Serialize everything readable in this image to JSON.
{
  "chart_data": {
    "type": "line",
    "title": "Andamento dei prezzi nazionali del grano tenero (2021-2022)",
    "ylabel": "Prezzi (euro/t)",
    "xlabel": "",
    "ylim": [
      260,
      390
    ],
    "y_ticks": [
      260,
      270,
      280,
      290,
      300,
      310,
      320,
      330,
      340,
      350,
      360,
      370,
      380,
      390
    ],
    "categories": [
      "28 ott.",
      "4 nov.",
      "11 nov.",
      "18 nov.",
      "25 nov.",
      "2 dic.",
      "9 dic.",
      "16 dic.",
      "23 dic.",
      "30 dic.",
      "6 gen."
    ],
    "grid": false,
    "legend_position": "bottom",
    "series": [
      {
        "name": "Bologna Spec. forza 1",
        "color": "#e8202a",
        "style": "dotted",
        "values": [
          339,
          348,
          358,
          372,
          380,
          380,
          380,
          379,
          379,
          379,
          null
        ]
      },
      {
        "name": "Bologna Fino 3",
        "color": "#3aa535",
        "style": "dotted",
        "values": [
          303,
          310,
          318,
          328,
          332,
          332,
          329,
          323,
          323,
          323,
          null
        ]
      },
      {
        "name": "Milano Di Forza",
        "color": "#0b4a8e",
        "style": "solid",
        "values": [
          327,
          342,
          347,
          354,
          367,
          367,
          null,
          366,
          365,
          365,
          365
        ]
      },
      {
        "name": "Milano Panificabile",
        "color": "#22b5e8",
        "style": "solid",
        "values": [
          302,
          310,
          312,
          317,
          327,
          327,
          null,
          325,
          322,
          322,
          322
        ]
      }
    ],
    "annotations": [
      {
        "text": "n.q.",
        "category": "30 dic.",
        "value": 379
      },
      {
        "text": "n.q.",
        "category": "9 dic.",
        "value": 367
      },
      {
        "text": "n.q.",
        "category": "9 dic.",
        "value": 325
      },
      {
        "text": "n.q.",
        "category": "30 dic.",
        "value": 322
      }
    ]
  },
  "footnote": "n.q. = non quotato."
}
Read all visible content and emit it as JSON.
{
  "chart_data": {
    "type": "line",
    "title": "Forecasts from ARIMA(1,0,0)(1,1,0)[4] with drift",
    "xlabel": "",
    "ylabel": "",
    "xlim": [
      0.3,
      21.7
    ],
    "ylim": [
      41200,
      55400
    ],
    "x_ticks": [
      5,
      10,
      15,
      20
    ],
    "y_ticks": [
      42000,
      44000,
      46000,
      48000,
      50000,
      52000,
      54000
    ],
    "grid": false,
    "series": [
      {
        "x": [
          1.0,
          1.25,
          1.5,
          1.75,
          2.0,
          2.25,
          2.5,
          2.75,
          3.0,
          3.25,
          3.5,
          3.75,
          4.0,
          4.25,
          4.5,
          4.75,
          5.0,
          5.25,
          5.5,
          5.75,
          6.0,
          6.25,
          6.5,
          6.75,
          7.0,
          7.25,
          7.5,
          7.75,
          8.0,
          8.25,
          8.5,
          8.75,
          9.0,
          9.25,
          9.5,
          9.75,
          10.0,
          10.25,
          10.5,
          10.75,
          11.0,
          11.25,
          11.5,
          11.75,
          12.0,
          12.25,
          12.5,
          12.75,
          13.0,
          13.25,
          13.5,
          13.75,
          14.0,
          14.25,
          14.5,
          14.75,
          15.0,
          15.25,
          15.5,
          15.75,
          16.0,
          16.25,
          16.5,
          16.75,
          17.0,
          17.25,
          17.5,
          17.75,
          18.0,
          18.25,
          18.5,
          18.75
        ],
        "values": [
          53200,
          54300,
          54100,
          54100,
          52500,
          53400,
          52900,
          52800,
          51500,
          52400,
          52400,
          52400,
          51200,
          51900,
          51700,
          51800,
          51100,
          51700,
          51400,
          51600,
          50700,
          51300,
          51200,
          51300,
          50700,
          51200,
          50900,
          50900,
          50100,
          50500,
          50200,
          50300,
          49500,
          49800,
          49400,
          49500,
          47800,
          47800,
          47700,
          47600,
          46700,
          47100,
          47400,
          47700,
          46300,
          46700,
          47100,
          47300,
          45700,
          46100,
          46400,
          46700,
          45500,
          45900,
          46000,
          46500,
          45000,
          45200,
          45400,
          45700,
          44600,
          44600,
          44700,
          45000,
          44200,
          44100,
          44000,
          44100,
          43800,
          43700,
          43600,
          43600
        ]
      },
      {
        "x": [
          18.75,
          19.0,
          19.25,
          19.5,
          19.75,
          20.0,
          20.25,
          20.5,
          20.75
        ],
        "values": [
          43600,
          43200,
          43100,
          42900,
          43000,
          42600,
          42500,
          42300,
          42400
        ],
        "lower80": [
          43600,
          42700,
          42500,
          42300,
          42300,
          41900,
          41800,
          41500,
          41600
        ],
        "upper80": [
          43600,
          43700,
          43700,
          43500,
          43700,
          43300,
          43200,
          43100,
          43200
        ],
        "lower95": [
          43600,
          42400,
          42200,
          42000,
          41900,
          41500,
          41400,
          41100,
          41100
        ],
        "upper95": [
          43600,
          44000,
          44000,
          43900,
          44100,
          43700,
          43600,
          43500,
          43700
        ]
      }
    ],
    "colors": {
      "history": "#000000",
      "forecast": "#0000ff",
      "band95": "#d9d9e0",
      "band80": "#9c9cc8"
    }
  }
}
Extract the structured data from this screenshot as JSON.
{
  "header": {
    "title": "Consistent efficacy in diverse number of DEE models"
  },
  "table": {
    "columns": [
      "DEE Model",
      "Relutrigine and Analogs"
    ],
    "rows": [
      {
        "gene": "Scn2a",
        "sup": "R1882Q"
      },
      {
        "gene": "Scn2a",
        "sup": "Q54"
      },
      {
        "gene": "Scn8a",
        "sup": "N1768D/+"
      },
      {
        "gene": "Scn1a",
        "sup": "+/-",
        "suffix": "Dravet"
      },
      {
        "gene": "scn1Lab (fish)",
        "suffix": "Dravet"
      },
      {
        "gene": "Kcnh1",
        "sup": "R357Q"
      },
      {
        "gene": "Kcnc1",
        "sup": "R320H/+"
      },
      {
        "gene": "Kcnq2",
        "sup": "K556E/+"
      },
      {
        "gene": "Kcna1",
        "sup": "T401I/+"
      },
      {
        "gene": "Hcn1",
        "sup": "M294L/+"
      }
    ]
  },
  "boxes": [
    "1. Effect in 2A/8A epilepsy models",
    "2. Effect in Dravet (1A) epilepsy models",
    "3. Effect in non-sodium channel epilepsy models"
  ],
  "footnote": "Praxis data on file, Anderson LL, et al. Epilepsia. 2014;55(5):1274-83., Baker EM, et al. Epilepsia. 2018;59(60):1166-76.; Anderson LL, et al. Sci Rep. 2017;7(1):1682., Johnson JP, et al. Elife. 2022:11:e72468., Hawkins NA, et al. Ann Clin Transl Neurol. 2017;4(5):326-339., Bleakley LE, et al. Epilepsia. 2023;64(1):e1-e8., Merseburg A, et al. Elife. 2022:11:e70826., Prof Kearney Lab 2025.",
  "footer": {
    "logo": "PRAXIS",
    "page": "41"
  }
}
________________________
Repeat the records above exactly, leaving none out.

Serialize everything readable in this image to JSON.
{
  "chart_data": {
    "type": "line",
    "title": "Andamento dei prezzi nazionali del grano tenero (2021-2022)",
    "ylabel": "Prezzi (euro/t)",
    "xlabel": "",
    "ylim": [
      260,
      390
    ],
    "y_ticks": [
      260,
      270,
      280,
      290,
      300,
      310,
      320,
      330,
      340,
      350,
      360,
      370,
      380,
      390
    ],
    "categories": [
      "28 ott.",
      "4 nov.",
      "11 nov.",
      "18 nov.",
      "25 nov.",
      "2 dic.",
      "9 dic.",
      "16 dic.",
      "23 dic.",
      "30 dic.",
      "6 gen."
    ],
    "grid": false,
    "legend_position": "bottom",
    "series": [
      {
        "name": "Bologna Spec. forza 1",
        "color": "#e8202a",
        "style": "dotted",
        "values": [
          339,
          348,
          358,
          372,
          380,
          380,
          380,
          379,
          379,
          379,
          null
        ]
      },
      {
        "name": "Bologna Fino 3",
        "color": "#3aa535",
        "style": "dotted",
        "values": [
          303,
          310,
          318,
          328,
          332,
          332,
          329,
          323,
          323,
          323,
          null
        ]
      },
      {
        "name": "Milano Di Forza",
        "color": "#0b4a8e",
        "style": "solid",
        "values": [
          327,
          342,
          347,
          354,
          367,
          367,
          null,
          366,
          365,
          365,
          365
        ]
      },
      {
        "name": "Milano Panificabile",
        "color": "#22b5e8",
        "style": "solid",
        "values": [
          302,
          310,
          312,
          317,
          327,
          327,
          null,
          325,
          322,
          322,
          322
        ]
      }
    ],
    "annotations": [
      {
        "text": "n.q.",
        "category": "30 dic.",
        "value": 379
      },
      {
        "text": "n.q.",
        "category": "9 dic.",
        "value": 367
      },
      {
        "text": "n.q.",
        "category": "9 dic.",
        "value": 325
      },
      {
        "text": "n.q.",
        "category": "30 dic.",
        "value": 322
      }
    ]
  },
  "footnote": "n.q. = non quotato."
}
Read all visible content and emit it as JSON.
{
  "chart_data": {
    "type": "line",
    "title": "Forecasts from ARIMA(1,0,0)(1,1,0)[4] with drift",
    "xlabel": "",
    "ylabel": "",
    "xlim": [
      0.3,
      21.7
    ],
    "ylim": [
      41200,
      55400
    ],
    "x_ticks": [
      5,
      10,
      15,
      20
    ],
    "y_ticks": [
      42000,
      44000,
      46000,
      48000,
      50000,
      52000,
      54000
    ],
    "grid": false,
    "series": [
      {
        "x": [
          1.0,
          1.25,
          1.5,
          1.75,
          2.0,
          2.25,
          2.5,
          2.75,
          3.0,
          3.25,
          3.5,
          3.75,
          4.0,
          4.25,
          4.5,
          4.75,
          5.0,
          5.25,
          5.5,
          5.75,
          6.0,
          6.25,
          6.5,
          6.75,
          7.0,
          7.25,
          7.5,
          7.75,
          8.0,
          8.25,
          8.5,
          8.75,
          9.0,
          9.25,
          9.5,
          9.75,
          10.0,
          10.25,
          10.5,
          10.75,
          11.0,
          11.25,
          11.5,
          11.75,
          12.0,
          12.25,
          12.5,
          12.75,
          13.0,
          13.25,
          13.5,
          13.75,
          14.0,
          14.25,
          14.5,
          14.75,
          15.0,
          15.25,
          15.5,
          15.75,
          16.0,
          16.25,
          16.5,
          16.75,
          17.0,
          17.25,
          17.5,
          17.75,
          18.0,
          18.25,
          18.5,
          18.75
        ],
        "values": [
          53200,
          54300,
          54100,
          54100,
          52500,
          53400,
          52900,
          52800,
          51500,
          52400,
          52400,
          52400,
          51200,
          51900,
          51700,
          51800,
          51100,
          51700,
          51400,
          51600,
          50700,
          51300,
          51200,
          51300,
          50700,
          51200,
          50900,
          50900,
          50100,
          50500,
          50200,
          50300,
          49500,
          49800,
          49400,
          49500,
          47800,
          47800,
          47700,
          47600,
          46700,
          47100,
          47400,
          47700,
          46300,
          46700,
          47100,
          47300,
          45700,
          46100,
          46400,
          46700,
          45500,
          45900,
          46000,
          46500,
          45000,
          45200,
          45400,
          45700,
          44600,
          44600,
          44700,
          45000,
          44200,
          44100,
          44000,
          44100,
          43800,
          43700,
          43600,
          43600
        ]
      },
      {
        "x": [
          18.75,
          19.0,
          19.25,
          19.5,
          19.75,
          20.0,
          20.25,
          20.5,
          20.75
        ],
        "values": [
          43600,
          43200,
          43100,
          42900,
          43000,
          42600,
          42500,
          42300,
          42400
        ],
        "lower80": [
          43600,
          42700,
          42500,
          42300,
          42300,
          41900,
          41800,
          41500,
          41600
        ],
        "upper80": [
          43600,
          43700,
          43700,
          43500,
          43700,
          43300,
          43200,
          43100,
          43200
        ],
        "lower95": [
          43600,
          42400,
          42200,
          42000,
          41900,
          41500,
          41400,
          41100,
          41100
        ],
        "upper95": [
          43600,
          44000,
          44000,
          43900,
          44100,
          43700,
          43600,
          43500,
          43700
        ]
      }
    ],
    "colors": {
      "history": "#000000",
      "forecast": "#0000ff",
      "band95": "#d9d9e0",
      "band80": "#9c9cc8"
    }
  }
}
Extract the structured data from this screenshot as JSON.
{
  "header": {
    "title": "Consistent efficacy in diverse number of DEE models"
  },
  "table": {
    "columns": [
      "DEE Model",
      "Relutrigine and Analogs"
    ],
    "rows": [
      {
        "gene": "Scn2a",
        "sup": "R1882Q"
      },
      {
        "gene": "Scn2a",
        "sup": "Q54"
      },
      {
        "gene": "Scn8a",
        "sup": "N1768D/+"
      },
      {
        "gene": "Scn1a",
        "sup": "+/-",
        "suffix": "Dravet"
      },
      {
        "gene": "scn1Lab (fish)",
        "suffix": "Dravet"
      },
      {
        "gene": "Kcnh1",
        "sup": "R357Q"
      },
      {
        "gene": "Kcnc1",
        "sup": "R320H/+"
      },
      {
        "gene": "Kcnq2",
        "sup": "K556E/+"
      },
      {
        "gene": "Kcna1",
        "sup": "T401I/+"
      },
      {
        "gene": "Hcn1",
        "sup": "M294L/+"
      }
    ]
  },
  "boxes": [
    "1. Effect in 2A/8A epilepsy models",
    "2. Effect in Dravet (1A) epilepsy models",
    "3. Effect in non-sodium channel epilepsy models"
  ],
  "footnote": "Praxis data on file, Anderson LL, et al. Epilepsia. 2014;55(5):1274-83., Baker EM, et al. Epilepsia. 2018;59(60):1166-76.; Anderson LL, et al. Sci Rep. 2017;7(1):1682., Johnson JP, et al. Elife. 2022:11:e72468., Hawkins NA, et al. Ann Clin Transl Neurol. 2017;4(5):326-339., Bleakley LE, et al. Epilepsia. 2023;64(1):e1-e8., Merseburg A, et al. Elife. 2022:11:e70826., Prof Kearney Lab 2025.",
  "footer": {
    "logo": "PRAXIS",
    "page": "41"
  }
}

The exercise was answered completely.